> WHAT YOU ARE ASKED TO DO: Copy the listing below verbatim, starting at its first line and ending with the line that contains "manager-tab-icon[interactable]: ♟ bbox=[107, 186, 121, 203]", both included.

> GIVEN RECORDS:
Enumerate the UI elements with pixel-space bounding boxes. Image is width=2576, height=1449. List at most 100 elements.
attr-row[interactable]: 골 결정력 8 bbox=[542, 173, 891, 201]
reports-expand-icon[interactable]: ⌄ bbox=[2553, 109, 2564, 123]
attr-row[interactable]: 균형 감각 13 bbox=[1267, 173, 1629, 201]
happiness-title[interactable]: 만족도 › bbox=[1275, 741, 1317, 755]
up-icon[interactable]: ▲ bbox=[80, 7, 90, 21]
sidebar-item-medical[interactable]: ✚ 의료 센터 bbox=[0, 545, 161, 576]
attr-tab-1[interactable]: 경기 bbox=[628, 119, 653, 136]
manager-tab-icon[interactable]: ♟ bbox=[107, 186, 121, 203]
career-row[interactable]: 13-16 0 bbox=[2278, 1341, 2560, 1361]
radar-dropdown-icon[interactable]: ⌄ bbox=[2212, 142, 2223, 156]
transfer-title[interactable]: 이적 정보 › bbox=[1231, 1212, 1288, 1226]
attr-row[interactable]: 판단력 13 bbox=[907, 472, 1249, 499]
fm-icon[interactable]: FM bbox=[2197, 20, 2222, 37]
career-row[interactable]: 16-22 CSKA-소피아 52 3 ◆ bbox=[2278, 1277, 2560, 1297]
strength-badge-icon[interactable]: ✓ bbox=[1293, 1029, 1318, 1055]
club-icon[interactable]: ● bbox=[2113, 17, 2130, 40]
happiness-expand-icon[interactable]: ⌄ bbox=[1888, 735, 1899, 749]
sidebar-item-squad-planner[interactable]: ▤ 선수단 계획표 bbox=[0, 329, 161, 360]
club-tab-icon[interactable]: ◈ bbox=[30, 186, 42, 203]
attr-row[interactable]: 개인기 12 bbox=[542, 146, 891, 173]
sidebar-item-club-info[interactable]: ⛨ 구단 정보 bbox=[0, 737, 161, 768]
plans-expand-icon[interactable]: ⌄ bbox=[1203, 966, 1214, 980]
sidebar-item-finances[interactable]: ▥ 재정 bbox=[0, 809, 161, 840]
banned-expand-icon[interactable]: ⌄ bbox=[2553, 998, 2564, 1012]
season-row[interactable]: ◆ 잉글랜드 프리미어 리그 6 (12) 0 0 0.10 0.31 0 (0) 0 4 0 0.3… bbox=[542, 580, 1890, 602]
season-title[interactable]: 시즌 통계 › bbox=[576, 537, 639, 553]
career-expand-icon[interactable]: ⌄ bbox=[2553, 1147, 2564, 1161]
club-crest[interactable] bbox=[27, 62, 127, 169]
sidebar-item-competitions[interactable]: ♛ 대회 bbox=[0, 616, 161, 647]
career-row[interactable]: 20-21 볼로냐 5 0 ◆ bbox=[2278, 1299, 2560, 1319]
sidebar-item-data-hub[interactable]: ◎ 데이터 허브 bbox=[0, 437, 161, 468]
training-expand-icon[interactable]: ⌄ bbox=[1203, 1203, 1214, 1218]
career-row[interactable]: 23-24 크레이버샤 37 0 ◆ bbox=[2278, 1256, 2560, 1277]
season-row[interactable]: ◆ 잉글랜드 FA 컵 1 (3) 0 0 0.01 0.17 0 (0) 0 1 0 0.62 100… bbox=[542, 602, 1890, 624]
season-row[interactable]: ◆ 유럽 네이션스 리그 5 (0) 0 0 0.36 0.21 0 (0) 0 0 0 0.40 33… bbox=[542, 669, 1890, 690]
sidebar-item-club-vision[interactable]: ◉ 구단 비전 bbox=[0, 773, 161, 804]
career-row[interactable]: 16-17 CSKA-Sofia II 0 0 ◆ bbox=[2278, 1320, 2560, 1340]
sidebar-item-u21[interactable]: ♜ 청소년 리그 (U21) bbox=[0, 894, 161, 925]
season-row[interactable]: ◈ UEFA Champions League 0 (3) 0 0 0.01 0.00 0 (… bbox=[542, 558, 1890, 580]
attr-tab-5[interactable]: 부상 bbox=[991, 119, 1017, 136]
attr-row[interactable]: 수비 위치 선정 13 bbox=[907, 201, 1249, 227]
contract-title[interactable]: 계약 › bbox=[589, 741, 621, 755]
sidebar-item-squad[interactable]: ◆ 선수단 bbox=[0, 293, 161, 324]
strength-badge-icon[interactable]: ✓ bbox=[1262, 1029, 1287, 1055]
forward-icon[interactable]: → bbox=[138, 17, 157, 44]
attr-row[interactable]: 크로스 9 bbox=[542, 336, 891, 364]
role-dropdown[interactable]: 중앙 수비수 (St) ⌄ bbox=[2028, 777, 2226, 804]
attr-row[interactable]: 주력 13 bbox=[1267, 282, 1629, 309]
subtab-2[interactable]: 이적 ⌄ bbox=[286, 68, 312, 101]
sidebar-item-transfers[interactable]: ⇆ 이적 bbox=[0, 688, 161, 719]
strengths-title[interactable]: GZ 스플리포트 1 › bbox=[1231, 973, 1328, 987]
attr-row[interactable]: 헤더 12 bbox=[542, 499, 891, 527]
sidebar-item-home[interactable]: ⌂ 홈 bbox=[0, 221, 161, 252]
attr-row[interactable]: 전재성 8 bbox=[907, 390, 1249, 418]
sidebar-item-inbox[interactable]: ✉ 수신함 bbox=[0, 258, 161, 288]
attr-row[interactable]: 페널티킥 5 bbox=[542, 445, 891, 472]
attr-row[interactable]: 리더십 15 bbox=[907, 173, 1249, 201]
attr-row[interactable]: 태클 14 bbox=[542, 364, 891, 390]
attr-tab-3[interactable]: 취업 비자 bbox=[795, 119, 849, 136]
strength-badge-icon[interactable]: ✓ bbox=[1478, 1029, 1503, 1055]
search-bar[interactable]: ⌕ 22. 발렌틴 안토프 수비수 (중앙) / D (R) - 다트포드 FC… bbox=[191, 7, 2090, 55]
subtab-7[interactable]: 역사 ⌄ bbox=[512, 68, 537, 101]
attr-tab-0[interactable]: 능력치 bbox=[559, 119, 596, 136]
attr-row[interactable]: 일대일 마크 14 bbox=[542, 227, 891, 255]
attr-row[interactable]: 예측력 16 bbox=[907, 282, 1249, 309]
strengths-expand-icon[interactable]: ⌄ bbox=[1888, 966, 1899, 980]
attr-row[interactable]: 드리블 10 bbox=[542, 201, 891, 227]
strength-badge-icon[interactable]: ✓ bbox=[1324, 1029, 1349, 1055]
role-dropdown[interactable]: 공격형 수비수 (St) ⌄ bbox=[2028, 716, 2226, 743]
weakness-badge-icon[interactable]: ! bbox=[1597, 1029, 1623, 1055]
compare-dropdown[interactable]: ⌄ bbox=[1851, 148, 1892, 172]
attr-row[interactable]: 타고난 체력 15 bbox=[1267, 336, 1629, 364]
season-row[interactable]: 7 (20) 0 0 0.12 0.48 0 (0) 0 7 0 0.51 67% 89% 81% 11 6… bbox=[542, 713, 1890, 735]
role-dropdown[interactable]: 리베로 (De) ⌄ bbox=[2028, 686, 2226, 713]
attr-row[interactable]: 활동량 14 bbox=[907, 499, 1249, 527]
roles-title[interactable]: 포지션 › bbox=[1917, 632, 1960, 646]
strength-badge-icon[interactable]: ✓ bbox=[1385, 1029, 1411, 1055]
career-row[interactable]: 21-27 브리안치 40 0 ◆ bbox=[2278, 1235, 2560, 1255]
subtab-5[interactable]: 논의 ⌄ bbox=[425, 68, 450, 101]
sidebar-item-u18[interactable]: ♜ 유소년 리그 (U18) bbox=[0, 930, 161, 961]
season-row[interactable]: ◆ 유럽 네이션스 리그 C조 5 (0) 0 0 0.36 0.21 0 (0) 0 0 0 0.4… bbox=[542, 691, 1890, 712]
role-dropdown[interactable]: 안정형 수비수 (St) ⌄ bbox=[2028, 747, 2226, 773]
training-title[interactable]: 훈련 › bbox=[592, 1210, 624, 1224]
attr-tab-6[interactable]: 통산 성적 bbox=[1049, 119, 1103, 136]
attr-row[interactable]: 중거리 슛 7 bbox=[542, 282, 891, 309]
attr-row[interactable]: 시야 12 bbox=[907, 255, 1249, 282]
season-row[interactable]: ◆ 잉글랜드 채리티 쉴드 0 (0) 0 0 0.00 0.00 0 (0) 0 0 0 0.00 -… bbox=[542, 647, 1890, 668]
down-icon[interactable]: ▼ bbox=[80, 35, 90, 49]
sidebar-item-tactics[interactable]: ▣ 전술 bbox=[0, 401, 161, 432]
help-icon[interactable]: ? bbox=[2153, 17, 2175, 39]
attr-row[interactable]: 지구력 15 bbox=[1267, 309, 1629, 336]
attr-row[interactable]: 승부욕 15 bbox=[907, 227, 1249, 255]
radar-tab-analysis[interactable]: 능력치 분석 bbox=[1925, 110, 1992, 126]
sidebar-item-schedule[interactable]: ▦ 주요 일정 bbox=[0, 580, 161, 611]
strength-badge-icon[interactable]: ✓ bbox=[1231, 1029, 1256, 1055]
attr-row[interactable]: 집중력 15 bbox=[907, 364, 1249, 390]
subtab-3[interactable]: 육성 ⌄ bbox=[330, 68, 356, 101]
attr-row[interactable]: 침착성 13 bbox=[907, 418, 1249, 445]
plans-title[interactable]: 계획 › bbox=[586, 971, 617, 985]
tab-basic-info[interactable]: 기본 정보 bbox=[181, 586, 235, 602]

> SOLUTION TO THIS PROBLEM:
Enumerate the UI elements with pixel-space bounding boxes. Image is width=2576, height=1449. List at most 100 elements.
attr-row[interactable]: 골 결정력 8 bbox=[542, 173, 891, 201]
reports-expand-icon[interactable]: ⌄ bbox=[2553, 109, 2564, 123]
attr-row[interactable]: 균형 감각 13 bbox=[1267, 173, 1629, 201]
happiness-title[interactable]: 만족도 › bbox=[1275, 741, 1317, 755]
up-icon[interactable]: ▲ bbox=[80, 7, 90, 21]
sidebar-item-medical[interactable]: ✚ 의료 센터 bbox=[0, 545, 161, 576]
attr-tab-1[interactable]: 경기 bbox=[628, 119, 653, 136]
manager-tab-icon[interactable]: ♟ bbox=[107, 186, 121, 203]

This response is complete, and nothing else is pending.